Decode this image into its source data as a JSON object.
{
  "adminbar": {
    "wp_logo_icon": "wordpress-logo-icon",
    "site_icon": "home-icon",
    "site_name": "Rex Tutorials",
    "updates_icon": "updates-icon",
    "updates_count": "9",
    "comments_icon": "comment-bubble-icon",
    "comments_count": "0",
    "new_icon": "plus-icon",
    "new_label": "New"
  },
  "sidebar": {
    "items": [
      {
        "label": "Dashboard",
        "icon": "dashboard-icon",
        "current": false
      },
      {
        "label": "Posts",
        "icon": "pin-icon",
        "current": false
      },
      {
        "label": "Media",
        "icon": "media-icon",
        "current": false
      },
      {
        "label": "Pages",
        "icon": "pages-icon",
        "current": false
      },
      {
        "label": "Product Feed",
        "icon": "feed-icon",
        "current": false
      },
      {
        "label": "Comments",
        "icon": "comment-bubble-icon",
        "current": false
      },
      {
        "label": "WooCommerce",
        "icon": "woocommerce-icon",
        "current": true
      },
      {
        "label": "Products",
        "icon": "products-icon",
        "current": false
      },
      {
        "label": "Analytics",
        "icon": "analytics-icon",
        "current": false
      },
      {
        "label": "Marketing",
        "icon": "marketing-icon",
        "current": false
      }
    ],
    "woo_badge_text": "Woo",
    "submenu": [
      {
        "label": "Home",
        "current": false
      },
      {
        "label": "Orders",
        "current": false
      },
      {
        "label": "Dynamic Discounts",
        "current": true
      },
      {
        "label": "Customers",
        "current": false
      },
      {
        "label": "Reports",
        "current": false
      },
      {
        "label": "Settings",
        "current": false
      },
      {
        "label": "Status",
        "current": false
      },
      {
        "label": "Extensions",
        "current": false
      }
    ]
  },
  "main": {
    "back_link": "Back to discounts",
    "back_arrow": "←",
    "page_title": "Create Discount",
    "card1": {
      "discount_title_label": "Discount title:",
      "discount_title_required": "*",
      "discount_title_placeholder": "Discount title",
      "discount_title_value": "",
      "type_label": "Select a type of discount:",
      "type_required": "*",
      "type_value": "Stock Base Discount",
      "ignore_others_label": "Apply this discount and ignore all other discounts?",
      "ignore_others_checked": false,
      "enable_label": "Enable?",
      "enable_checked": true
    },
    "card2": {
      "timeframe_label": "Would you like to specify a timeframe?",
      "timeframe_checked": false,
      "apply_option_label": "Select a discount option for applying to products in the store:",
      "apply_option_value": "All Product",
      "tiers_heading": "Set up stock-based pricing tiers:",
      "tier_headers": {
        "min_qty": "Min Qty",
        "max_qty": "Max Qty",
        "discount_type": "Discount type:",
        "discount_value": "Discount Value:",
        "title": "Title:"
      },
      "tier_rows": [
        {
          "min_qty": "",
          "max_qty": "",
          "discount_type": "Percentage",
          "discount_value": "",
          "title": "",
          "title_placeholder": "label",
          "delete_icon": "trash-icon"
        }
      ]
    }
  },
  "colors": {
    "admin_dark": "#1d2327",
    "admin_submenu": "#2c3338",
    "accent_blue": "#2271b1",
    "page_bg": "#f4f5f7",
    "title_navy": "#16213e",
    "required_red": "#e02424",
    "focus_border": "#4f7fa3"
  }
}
• • • • • • •
→ SHORT EXERCISE: Give only the number of lines that include the word "this".

→ CORRECT RESPONSE: 2